Layout dataset entries:
⟨

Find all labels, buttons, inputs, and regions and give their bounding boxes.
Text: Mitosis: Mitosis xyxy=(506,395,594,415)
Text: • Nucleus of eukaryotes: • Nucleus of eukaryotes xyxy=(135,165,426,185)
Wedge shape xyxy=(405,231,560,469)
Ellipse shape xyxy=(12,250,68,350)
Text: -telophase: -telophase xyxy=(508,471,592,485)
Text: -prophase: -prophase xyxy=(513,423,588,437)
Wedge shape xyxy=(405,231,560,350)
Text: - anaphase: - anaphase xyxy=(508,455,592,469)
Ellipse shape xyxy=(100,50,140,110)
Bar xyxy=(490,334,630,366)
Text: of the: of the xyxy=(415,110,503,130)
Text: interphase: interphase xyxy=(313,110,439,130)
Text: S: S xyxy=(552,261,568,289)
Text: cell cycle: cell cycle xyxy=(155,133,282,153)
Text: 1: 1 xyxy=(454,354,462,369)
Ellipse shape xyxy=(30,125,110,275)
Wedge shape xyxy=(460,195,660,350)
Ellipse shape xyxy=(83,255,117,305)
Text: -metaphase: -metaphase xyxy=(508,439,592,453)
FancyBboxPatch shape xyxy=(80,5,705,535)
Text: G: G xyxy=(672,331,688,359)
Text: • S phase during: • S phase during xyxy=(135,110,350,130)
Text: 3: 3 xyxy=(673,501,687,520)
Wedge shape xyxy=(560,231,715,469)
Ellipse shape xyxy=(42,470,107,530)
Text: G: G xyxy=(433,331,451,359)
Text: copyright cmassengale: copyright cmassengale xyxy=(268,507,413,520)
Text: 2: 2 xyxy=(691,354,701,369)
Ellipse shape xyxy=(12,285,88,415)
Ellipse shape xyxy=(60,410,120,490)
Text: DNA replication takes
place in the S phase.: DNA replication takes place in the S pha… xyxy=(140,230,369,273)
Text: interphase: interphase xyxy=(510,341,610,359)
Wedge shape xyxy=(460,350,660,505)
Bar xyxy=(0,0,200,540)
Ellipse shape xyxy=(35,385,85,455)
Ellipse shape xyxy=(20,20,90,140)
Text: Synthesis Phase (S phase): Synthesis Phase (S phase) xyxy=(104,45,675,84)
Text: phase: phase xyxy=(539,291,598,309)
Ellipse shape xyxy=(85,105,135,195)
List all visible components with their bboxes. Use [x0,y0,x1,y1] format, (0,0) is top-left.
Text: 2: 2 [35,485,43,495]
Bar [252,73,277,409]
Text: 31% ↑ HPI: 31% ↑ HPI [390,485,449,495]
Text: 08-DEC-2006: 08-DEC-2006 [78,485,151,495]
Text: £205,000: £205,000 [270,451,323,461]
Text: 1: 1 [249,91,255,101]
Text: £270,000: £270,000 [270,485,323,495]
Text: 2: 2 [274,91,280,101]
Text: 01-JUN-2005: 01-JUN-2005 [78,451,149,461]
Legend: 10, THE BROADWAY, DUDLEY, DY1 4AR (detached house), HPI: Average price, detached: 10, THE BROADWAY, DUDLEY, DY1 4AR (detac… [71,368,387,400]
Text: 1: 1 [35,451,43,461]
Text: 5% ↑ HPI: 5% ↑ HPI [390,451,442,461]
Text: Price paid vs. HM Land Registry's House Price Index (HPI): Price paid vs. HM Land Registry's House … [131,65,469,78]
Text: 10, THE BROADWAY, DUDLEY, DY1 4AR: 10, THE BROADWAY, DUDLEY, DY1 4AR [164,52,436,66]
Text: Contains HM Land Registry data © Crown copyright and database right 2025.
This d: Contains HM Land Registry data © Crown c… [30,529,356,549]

⟩

WHAT YOU ARE ASKED TO DO ▸ Please copy out the entries word for word, from the start of the entries up to and including the line that contains "Wedge shape xyxy=(405,231,560,350)".

TASK SOLUTION ▸
Find all labels, buttons, inputs, and regions and give their bounding boxes.
Text: Mitosis: Mitosis xyxy=(506,395,594,415)
Text: • Nucleus of eukaryotes: • Nucleus of eukaryotes xyxy=(135,165,426,185)
Wedge shape xyxy=(405,231,560,469)
Ellipse shape xyxy=(12,250,68,350)
Text: -telophase: -telophase xyxy=(508,471,592,485)
Text: -prophase: -prophase xyxy=(513,423,588,437)
Wedge shape xyxy=(405,231,560,350)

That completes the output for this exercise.